• [EXERCISE]
Report every line in the listing that contains the string "icon".

• [RECORDED INFORMATION]
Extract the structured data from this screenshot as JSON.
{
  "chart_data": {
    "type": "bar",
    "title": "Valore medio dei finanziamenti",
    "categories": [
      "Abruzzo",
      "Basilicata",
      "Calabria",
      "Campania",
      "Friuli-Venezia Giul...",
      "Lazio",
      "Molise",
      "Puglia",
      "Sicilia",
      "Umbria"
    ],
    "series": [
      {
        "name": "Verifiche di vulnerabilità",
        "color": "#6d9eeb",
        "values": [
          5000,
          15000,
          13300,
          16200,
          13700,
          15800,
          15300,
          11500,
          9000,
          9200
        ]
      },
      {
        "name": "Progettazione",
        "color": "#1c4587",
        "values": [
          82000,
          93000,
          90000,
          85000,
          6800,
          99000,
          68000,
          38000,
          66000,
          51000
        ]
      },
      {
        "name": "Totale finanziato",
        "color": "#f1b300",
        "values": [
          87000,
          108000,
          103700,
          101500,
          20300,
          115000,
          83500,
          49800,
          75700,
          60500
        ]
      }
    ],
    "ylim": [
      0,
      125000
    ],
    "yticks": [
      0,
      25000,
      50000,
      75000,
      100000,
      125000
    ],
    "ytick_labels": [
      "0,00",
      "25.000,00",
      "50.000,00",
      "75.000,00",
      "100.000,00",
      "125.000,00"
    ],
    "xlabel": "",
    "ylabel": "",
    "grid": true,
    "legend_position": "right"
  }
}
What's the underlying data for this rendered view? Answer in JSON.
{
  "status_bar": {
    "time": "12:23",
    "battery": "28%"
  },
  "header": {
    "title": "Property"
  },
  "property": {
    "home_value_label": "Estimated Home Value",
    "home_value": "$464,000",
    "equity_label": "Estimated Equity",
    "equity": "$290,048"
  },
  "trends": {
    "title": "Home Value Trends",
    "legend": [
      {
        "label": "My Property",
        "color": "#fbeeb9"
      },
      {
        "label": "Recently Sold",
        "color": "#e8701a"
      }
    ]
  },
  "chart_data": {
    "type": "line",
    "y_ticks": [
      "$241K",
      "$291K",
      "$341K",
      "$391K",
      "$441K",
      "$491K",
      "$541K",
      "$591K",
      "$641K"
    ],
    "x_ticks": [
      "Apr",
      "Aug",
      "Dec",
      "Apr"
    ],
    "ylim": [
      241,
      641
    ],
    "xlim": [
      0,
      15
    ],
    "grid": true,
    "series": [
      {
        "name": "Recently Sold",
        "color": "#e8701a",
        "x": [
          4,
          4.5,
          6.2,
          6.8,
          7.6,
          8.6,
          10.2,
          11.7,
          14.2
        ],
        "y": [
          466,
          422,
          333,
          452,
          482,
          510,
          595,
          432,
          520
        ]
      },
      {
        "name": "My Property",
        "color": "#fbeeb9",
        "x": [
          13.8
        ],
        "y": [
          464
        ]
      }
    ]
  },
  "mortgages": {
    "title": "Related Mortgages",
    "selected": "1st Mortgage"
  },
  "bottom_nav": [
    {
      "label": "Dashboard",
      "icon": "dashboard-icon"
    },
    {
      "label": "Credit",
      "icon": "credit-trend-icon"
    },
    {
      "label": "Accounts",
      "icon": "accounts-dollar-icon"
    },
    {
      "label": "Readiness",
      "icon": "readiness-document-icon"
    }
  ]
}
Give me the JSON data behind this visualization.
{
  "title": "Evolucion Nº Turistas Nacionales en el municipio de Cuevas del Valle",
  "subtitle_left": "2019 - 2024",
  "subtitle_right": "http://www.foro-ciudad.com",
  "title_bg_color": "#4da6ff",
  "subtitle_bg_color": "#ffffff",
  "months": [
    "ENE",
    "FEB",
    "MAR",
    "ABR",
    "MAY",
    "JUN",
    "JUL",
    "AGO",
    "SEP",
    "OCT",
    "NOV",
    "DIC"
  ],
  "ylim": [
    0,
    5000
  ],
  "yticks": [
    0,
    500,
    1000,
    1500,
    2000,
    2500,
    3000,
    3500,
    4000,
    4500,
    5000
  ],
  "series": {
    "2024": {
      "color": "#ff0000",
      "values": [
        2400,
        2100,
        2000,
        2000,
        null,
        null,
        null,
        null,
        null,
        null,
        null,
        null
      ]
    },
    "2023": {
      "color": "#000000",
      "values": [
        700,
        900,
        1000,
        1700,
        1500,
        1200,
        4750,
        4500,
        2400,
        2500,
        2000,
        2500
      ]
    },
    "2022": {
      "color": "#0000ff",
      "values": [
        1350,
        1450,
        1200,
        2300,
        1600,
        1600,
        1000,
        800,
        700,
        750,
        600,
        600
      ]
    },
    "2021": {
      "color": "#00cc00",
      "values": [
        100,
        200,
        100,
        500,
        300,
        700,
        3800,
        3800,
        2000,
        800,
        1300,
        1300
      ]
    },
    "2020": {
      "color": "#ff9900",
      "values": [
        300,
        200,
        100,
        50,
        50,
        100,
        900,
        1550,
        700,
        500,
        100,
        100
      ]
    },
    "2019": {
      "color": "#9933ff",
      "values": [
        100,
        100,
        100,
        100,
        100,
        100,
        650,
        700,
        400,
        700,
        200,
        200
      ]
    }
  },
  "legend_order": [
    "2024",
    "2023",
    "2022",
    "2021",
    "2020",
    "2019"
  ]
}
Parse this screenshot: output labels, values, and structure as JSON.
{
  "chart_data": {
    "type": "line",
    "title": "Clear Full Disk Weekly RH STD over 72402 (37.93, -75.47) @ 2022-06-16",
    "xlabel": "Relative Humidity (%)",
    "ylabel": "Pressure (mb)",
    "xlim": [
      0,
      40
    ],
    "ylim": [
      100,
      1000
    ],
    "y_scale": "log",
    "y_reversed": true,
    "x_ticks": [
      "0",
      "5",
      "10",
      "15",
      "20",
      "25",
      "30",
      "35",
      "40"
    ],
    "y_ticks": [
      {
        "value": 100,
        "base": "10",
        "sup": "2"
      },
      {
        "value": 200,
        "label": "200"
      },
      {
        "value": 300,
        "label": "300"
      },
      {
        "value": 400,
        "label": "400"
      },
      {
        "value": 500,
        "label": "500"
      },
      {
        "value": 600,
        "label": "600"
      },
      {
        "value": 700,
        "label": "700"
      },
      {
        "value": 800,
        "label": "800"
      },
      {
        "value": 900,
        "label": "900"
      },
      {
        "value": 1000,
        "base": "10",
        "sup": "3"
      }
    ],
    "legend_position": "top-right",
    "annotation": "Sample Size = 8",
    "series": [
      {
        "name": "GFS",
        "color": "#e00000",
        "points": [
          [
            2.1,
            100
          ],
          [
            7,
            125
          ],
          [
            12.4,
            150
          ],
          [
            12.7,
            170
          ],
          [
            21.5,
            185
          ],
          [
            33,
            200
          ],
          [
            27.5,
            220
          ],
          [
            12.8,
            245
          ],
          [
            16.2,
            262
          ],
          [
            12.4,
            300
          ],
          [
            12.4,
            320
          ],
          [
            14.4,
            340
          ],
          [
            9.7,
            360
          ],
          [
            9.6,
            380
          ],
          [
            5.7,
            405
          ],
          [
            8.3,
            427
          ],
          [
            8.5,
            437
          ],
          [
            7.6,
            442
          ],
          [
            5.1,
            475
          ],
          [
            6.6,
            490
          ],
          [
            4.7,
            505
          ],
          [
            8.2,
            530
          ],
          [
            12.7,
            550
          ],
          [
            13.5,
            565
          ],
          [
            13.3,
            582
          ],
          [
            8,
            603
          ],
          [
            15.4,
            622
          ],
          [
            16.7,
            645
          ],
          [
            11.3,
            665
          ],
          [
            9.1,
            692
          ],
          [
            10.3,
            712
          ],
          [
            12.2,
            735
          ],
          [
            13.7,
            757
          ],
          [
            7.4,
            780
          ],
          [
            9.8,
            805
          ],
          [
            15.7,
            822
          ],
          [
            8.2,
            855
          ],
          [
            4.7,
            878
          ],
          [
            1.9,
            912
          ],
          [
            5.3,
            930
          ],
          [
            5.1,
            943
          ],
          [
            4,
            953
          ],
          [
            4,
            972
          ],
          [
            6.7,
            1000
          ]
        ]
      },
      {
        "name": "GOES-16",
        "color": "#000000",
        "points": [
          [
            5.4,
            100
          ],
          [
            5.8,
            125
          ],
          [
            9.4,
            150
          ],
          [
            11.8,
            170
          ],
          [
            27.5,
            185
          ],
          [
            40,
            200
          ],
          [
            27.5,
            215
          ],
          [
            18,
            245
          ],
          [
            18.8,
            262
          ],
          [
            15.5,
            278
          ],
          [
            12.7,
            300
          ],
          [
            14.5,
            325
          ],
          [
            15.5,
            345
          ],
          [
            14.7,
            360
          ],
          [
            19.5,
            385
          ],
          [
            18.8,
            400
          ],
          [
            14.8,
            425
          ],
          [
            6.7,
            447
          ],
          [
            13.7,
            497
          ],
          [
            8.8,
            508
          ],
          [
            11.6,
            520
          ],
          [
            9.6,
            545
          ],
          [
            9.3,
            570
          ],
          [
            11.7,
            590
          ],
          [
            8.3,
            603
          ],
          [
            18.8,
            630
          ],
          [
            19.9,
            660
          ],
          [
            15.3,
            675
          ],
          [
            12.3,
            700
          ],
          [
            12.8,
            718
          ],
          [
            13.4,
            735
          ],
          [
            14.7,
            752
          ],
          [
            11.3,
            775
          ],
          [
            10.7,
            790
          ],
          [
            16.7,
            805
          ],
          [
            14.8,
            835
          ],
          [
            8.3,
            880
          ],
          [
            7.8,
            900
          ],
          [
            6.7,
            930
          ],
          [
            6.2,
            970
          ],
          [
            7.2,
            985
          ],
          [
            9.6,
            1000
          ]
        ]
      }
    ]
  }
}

• [THE OUTPUT]
      "icon": "dashboard-icon"
      "icon": "credit-trend-icon"
      "icon": "accounts-dollar-icon"
      "icon": "readiness-document-icon"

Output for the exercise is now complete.